TO BE DONE
[A] Please give the stretch of the shuffle test diff from "repartitioner.spill().unwrap();" through "one per partition)" again, swapping "partition_writers" for "writers".
[B] Condense the block of the shuffle test diff that begins "// after spill, there should be spill files" into a short list.

DOCUMENT SEGMENT
%%

Add unit tests for single spill file shuffle behavior

Shekharrajak · Shekharrajak · commit 4ca6eac2db3d · 2026-04-09T23:42:23.000+05:30
diff --git a/native/shuffle/src/shuffle_writer.rs b/native/shuffle/src/shuffle_writer.rs
@@ -374,25 +374,20 @@ mod test {
 
         repartitioner.insert_batch(batch.clone()).await.unwrap();
 
-        {
-            let partition_writers = repartitioner.partition_writers();
-            assert_eq!(partition_writers.len(), 2);
-
-            assert!(!partition_writers[0].has_spill_file());
-            assert!(!partition_writers[1].has_spill_file());
-        }
+        // before spill, no spill files should exist
+        assert_eq!(repartitioner.spill_count_files(), 0);
 
         repartitioner.spill().unwrap();
 
-        // after spill, there should be spill files
-        {
-            let partition_writers = repartitioner.partition_writers();
-            assert!(partition_writers[0].has_spill_file());
-            assert!(partition_writers[1].has_spill_file());
-        }
+        // after spill, exactly one combined spill file should exist (not one per partition)

%%

RECORD SET
%%

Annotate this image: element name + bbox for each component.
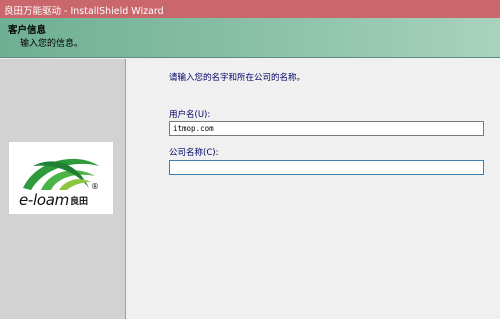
username-label: 用户名(U): [169, 110, 211, 120]
header-title: 客户信息 [8, 25, 47, 36]
side-panel: e-loam 良田 ® [0, 59, 126, 319]
wizard-header: 客户信息 输入您的信息。 [0, 18, 500, 58]
window-title: 良田万能驱动 - InstallShield Wizard [4, 6, 164, 17]
registered-mark: ® [91, 182, 99, 191]
brand-logo: e-loam 良田 ® [9, 142, 113, 214]
brand-cn: 良田 [70, 197, 89, 207]
form-prompt: 请输入您的名字和所在公司的名称。 [169, 73, 306, 83]
company-field[interactable] [169, 160, 484, 175]
company-label: 公司名称(C): [169, 148, 219, 158]
content-panel: 请输入您的名字和所在公司的名称。 用户名(U): itmop.com 公司名称(… [127, 59, 500, 319]
header-subtitle: 输入您的信息。 [20, 39, 84, 49]
title-bar: 良田万能驱动 - InstallShield Wizard [0, 0, 500, 18]
brand-text: e-loam [19, 191, 69, 209]
username-field[interactable]: itmop.com [169, 121, 484, 136]
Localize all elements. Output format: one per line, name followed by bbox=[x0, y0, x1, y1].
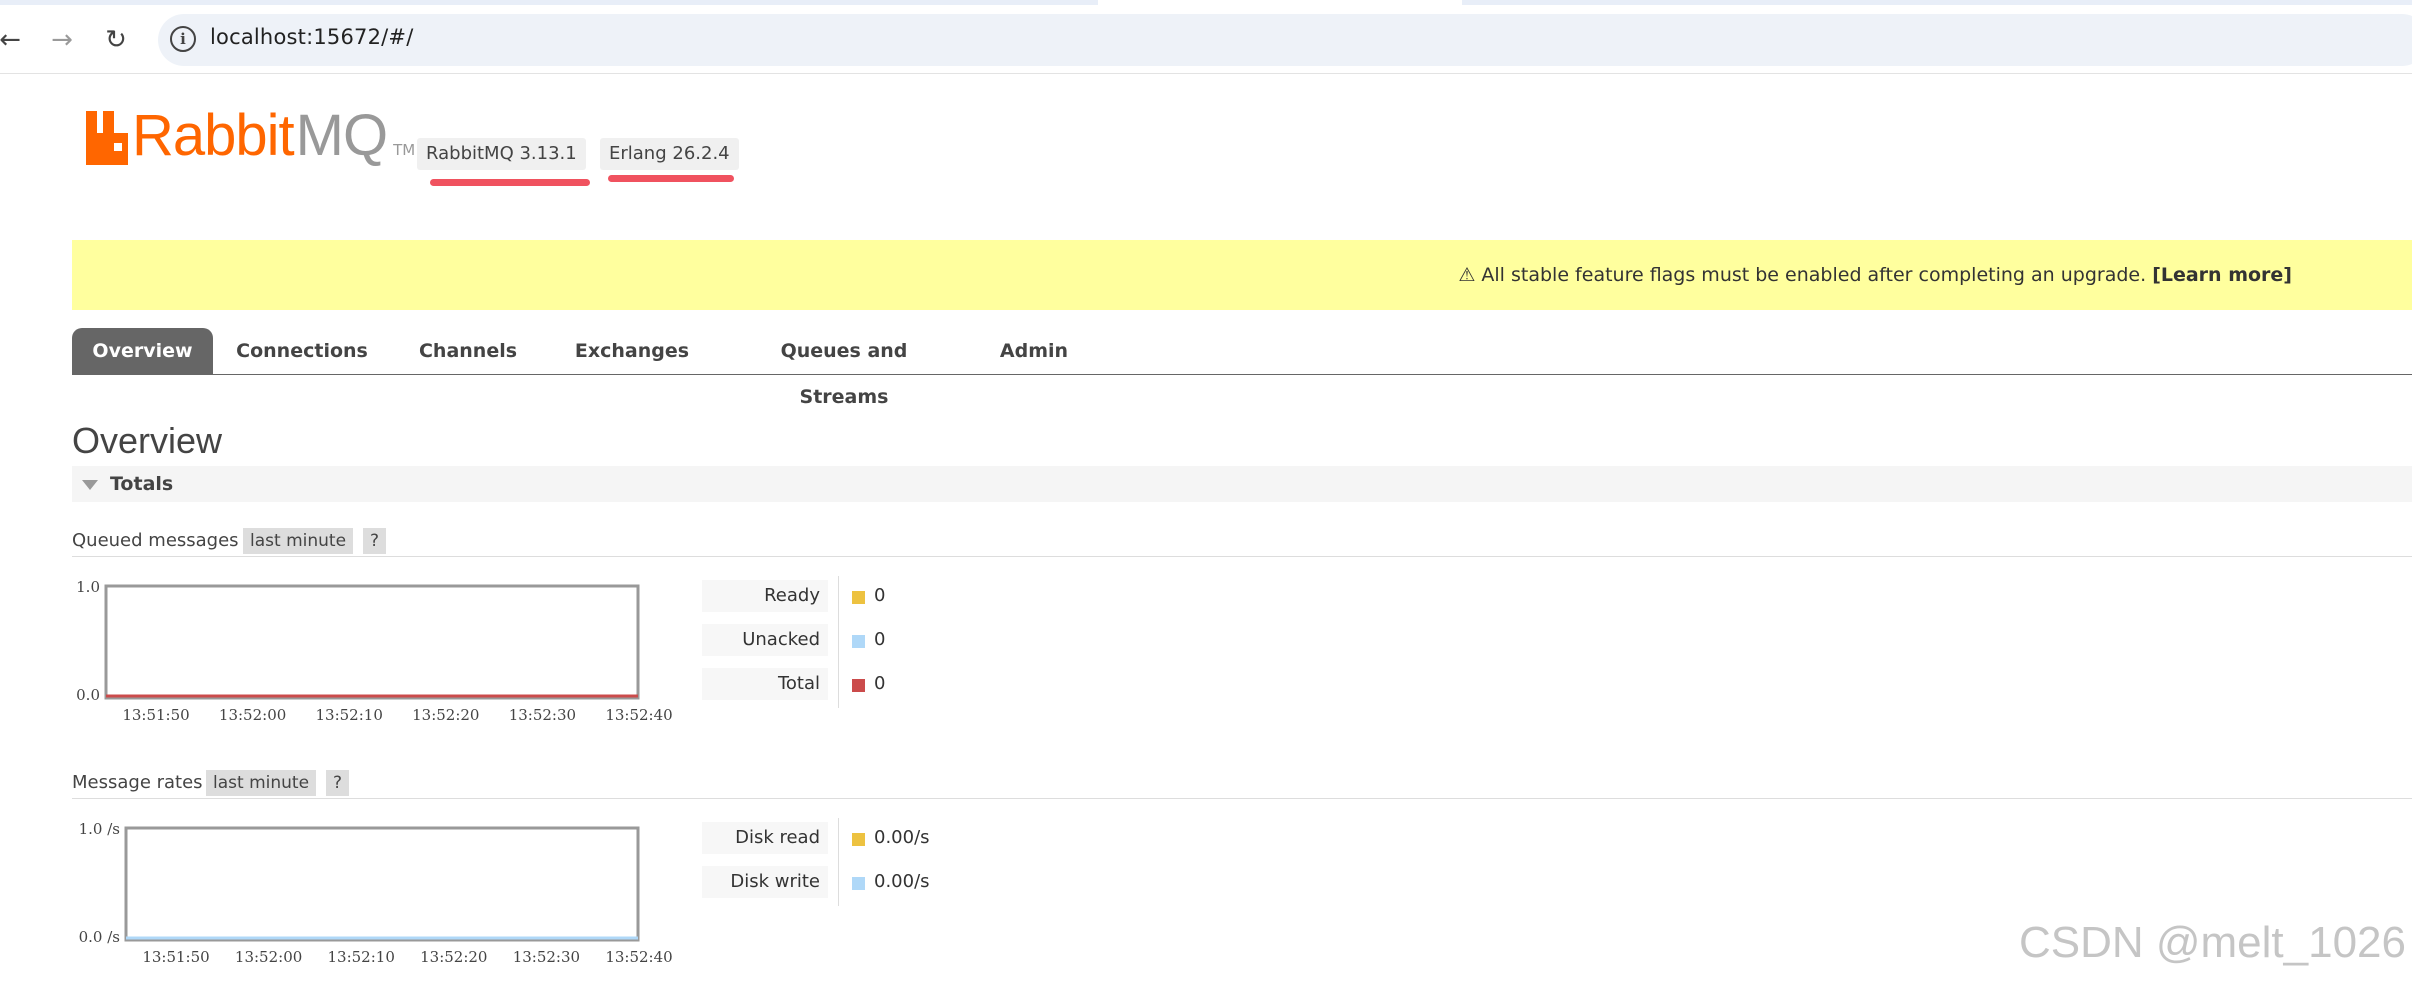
legend-divider bbox=[838, 576, 839, 708]
plot-area bbox=[104, 584, 640, 700]
x-tick-label: 13:51:50 bbox=[142, 948, 209, 964]
y-tick-label: 0.0 bbox=[76, 686, 100, 704]
stat-value: 0.00/s bbox=[874, 871, 930, 892]
erlang-version-badge: Erlang 26.2.4 bbox=[600, 138, 739, 170]
y-tick-label: 1.0 /s bbox=[79, 820, 120, 838]
x-tick-label: 13:52:40 bbox=[605, 706, 672, 722]
annotation-underline bbox=[430, 179, 590, 186]
banner-message: All stable feature flags must be enabled… bbox=[1481, 264, 2147, 286]
tab-admin[interactable]: Admin bbox=[984, 328, 1084, 374]
help-button[interactable]: ? bbox=[326, 770, 350, 796]
legend-divider bbox=[838, 818, 839, 906]
stat-value: 0 bbox=[874, 673, 886, 694]
stat-value: 0 bbox=[874, 585, 886, 606]
x-tick-label: 13:52:00 bbox=[235, 948, 302, 964]
x-tick-label: 13:52:30 bbox=[513, 948, 580, 964]
tab-connections[interactable]: Connections bbox=[232, 328, 372, 374]
address-bar[interactable]: i localhost:15672/#/ bbox=[158, 14, 2412, 66]
stat-label: Disk write bbox=[702, 866, 828, 898]
feature-flags-warning-banner: ⚠ All stable feature flags must be enabl… bbox=[72, 240, 2412, 310]
reload-icon[interactable]: ↻ bbox=[96, 20, 136, 60]
totals-section-header[interactable]: Totals bbox=[72, 466, 2412, 502]
help-button[interactable]: ? bbox=[363, 528, 387, 554]
logo-wordmark: RabbitMQ bbox=[132, 103, 388, 168]
range-selector[interactable]: last minute bbox=[206, 770, 317, 796]
rabbitmq-logo-icon bbox=[86, 111, 128, 165]
arrow-left-icon[interactable]: ← bbox=[0, 20, 30, 60]
stat-label: Total bbox=[702, 668, 828, 700]
info-icon[interactable]: i bbox=[170, 26, 196, 52]
message-rates-label: Message rates bbox=[72, 772, 203, 793]
legend-swatch bbox=[852, 877, 865, 890]
queued-messages-header: Queued messages last minute ? bbox=[72, 528, 2412, 557]
x-tick-label: 13:51:50 bbox=[122, 706, 189, 722]
x-tick-label: 13:52:10 bbox=[316, 706, 383, 722]
browser-toolbar: ← → ↻ i localhost:15672/#/ bbox=[0, 5, 2412, 74]
rabbitmq-logo[interactable]: RabbitMQ TM bbox=[86, 105, 415, 165]
plot-area bbox=[124, 826, 640, 942]
message-rates-header: Message rates last minute ? bbox=[72, 770, 2412, 799]
annotation-underline bbox=[608, 175, 734, 182]
section-title: Totals bbox=[110, 473, 174, 495]
logo-trademark: TM bbox=[393, 141, 416, 159]
page-title: Overview bbox=[72, 420, 223, 461]
learn-more-link[interactable]: [Learn more] bbox=[2152, 264, 2292, 286]
legend-swatch bbox=[852, 591, 865, 604]
legend-swatch bbox=[852, 833, 865, 846]
banner-text: ⚠ All stable feature flags must be enabl… bbox=[1458, 240, 2292, 310]
x-tick-label: 13:52:30 bbox=[509, 706, 576, 722]
tab-exchanges[interactable]: Exchanges bbox=[562, 328, 702, 374]
tab-overview[interactable]: Overview bbox=[72, 328, 213, 374]
tab-channels[interactable]: Channels bbox=[408, 328, 528, 374]
x-tick-label: 13:52:10 bbox=[328, 948, 395, 964]
tab-queues-and-streams[interactable]: Queues and Streams bbox=[734, 328, 954, 408]
stat-label: Disk read bbox=[702, 822, 828, 854]
x-tick-label: 13:52:40 bbox=[605, 948, 672, 964]
stat-value: 0 bbox=[874, 629, 886, 650]
arrow-right-icon[interactable]: → bbox=[42, 20, 82, 60]
main-tab-bar: Overview Connections Channels Exchanges … bbox=[72, 328, 2412, 408]
url-text[interactable]: localhost:15672/#/ bbox=[210, 25, 414, 49]
queued-messages-chart: 1.0 0.0 13:51:50 13:52:00 13:52:10 13:52:20 13… bbox=[76, 578, 673, 722]
legend-swatch bbox=[852, 679, 865, 692]
x-tick-label: 13:52:00 bbox=[219, 706, 286, 722]
warning-icon: ⚠ bbox=[1458, 264, 1476, 286]
message-rates-chart: 1.0 /s 0.0 /s 13:51:50 13:52:00 13:52:10 13:5… bbox=[79, 820, 673, 964]
x-tick-label: 13:52:20 bbox=[412, 706, 479, 722]
stat-value: 0.00/s bbox=[874, 827, 930, 848]
rabbitmq-version-badge: RabbitMQ 3.13.1 bbox=[417, 138, 586, 170]
collapse-triangle-icon[interactable] bbox=[82, 480, 98, 490]
legend-swatch bbox=[852, 635, 865, 648]
y-tick-label: 1.0 bbox=[76, 578, 100, 596]
stat-label: Ready bbox=[702, 580, 828, 612]
stat-label: Unacked bbox=[702, 624, 828, 656]
x-tick-label: 13:52:20 bbox=[420, 948, 487, 964]
watermark: CSDN @melt_1026 bbox=[2018, 918, 2406, 967]
y-tick-label: 0.0 /s bbox=[79, 928, 120, 946]
range-selector[interactable]: last minute bbox=[243, 528, 354, 554]
queued-messages-label: Queued messages bbox=[72, 530, 239, 551]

%%

ANSWERS TO THE PROBLEMS
[A]
repartitioner.spill().unwrap();
 
-        // after spill, there should be spill files
-        {
-            let writers = repartitioner.writers();
-            assert!(writers[0].has_spill_file());
-            assert!(writers[1].has_spill_file());
-        }
+        // after spill, exactly one combined spill file should exist (not one per partition)

[B]
- The commit removes this block.
- After the spill, it gets the repartitioner's partition writers.
- It asserts that partition writer 0 has a spill file.
- It asserts that partition writer 1 has a spill file.